[Page]

Our Town: Susana Martinez – Smart and strong through good times and bad

By HARRIETT BURT
Martinez News-Gazette Contributor

Editor’s Note: One of the sources for this column and an upcoming one on Don Ignacio Martinez on whose land grant Martinez was founded, was a great granddaughter of the Don himself. In 1963, Kathryn Burns Plumer prepared a 12-page summary of Don Ignacio based on a longer piece on the family written by a great-great granddaughter in the 1940s. The County Library made it available in mimeograph form to the Contra Costa County History Center. Another new source for Our Town is a three-part series of articles on Colonel William Smith, written for the Martinez News-Gazette in the summer of 1971 by Monty Lindstrom just after graduating from Alhambra and before entering UC Santa Cruz. Appreciation as always goes to the late Charlene Perry for her great work in starting the organized and accurate preservation of Martinez history.

Dona Susana Martinez Hinckley Smith Merle
Dona Susana Martinez Hinckley Smith Merle, daughter of Don Ignacio Martinez owner of the Rancho el Pinole land grant a part of which is the site of Martinez, proved to be a stalwart woman, daughter, wife and mother through good times and bad and a worthy citizen of the town her family and her husband made possible 168 years ago. (COURTESY OF THE CITY OF MARTINEZ)

Susana Martinez Hinkley Smith Merle is an appealing figure of early Martinez history even though we don’t have a lot of details about her life. She was one of nine daughters and two sons of Don Ygnacio Martinez who owned the Rancho El Pinole land grant – nearly 18,000 acres stretching from present day Pinole to the western bank of what is now called Alhambra Creek.

[Data block]
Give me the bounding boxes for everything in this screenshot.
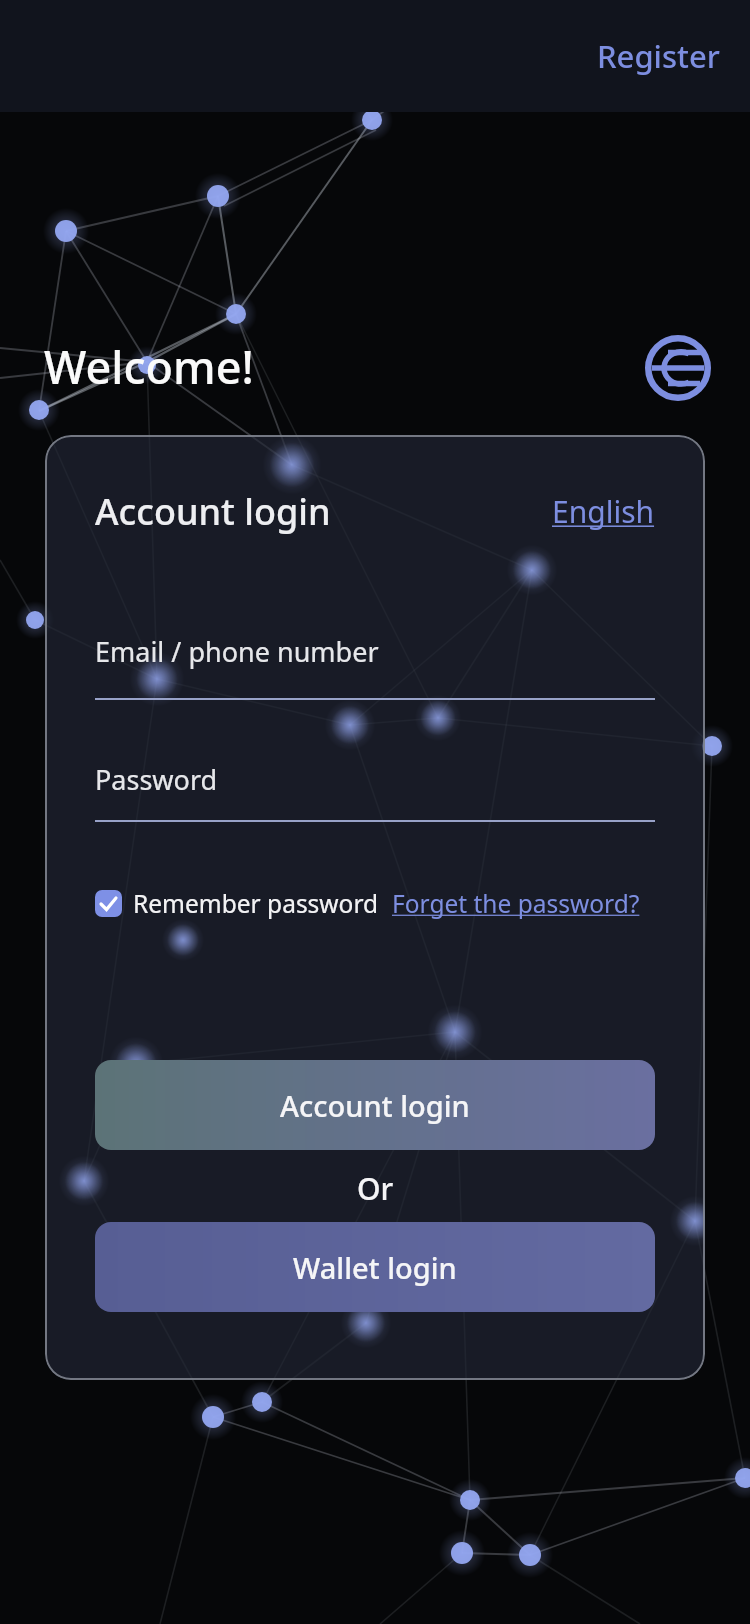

[Request A]
In the Our Town column on Susana Martinez, how many acres did the Rancho El Pinole land grant cover?
[Request B]
Return the passage of the Our Town column on Susana Martinez from "Susana Martinez Hinkley" up to and including "called Alhambra Creek.", copied without any change.
[Request C]
Resume the Our Town column on Susana Martinez from the point at which it stops.

[Task answer A]
Nearly 18,000 acres.

[Task answer B]
Susana Martinez Hinkley Smith Merle is an appealing figure of early Martinez history even though we don’t have a lot of details about her life. She was one of nine daughters and two sons of Don Ygnacio Martinez who owned the Rancho El Pinole land grant – nearly 18,000 acres stretching from present day Pinole to the western bank of what is now called Alhambra Creek.

[Task answer C]
After his death, his son, Jose, provided the land to carry out brother-in-law William Smith’s idea in the middle of the Gold Rush to establish a town on the Carquinez Strait shoreline. Susana, who had married Smith in 1848 after the death of her first husband, became an enduring figure in the first three decades of the town’s history through personal tragedy and good fortune. She is one of the few if not the only one of the 11 Martinez family heirs to retain until her death the fortune she inherited.

She and her twin sister, Francesca, were the seventh and eighth of the eleven children born to Don Vincente and his wife, the former Dona Maria Martinez Arellanes. Dona Maria’s parents and an older sibling had been members of the party of 250 settlers brought from Mexico in 1776 to settle Alta California so as to keep other European countries from encroaching on the Spanish empire’s holdings.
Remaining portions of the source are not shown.